_Goal_: Copy every line of the entries that includes the word "document".
== Task material ==
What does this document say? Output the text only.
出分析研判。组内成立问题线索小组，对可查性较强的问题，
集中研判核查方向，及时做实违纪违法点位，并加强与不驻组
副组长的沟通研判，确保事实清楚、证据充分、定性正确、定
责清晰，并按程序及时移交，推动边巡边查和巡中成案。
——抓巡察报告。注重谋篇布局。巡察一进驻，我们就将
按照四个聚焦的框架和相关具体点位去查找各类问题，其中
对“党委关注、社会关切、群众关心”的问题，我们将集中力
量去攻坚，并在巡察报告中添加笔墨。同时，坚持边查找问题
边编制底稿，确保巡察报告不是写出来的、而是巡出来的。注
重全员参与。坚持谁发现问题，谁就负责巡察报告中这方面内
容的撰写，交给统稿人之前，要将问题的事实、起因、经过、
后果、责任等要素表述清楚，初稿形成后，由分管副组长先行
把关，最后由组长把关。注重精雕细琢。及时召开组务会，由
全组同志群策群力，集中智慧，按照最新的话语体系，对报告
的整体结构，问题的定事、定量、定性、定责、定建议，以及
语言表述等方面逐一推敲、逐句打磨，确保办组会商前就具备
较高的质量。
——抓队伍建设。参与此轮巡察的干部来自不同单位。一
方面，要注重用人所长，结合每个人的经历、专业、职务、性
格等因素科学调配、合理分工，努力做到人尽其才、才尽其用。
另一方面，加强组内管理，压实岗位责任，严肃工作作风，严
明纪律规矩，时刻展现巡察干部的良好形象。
===
== Task material ==
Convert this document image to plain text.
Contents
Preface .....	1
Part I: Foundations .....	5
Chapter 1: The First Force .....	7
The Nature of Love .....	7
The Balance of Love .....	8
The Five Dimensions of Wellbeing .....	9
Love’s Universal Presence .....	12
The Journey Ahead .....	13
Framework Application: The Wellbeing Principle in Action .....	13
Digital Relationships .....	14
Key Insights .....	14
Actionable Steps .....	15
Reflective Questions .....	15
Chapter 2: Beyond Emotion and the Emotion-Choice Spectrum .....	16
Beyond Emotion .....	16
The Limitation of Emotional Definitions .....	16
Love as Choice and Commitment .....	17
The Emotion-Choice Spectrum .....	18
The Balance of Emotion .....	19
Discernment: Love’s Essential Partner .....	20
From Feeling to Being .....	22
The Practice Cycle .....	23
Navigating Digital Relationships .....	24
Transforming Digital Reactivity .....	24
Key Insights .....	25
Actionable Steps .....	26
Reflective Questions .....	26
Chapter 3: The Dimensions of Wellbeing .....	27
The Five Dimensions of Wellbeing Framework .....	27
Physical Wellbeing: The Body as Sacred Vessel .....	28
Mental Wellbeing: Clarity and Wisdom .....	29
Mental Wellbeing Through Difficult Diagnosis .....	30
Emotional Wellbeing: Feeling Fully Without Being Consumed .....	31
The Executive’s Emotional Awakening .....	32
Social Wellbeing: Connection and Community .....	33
===
_Output_:
What does this document say? Output the text only.
Convert this document image to plain text.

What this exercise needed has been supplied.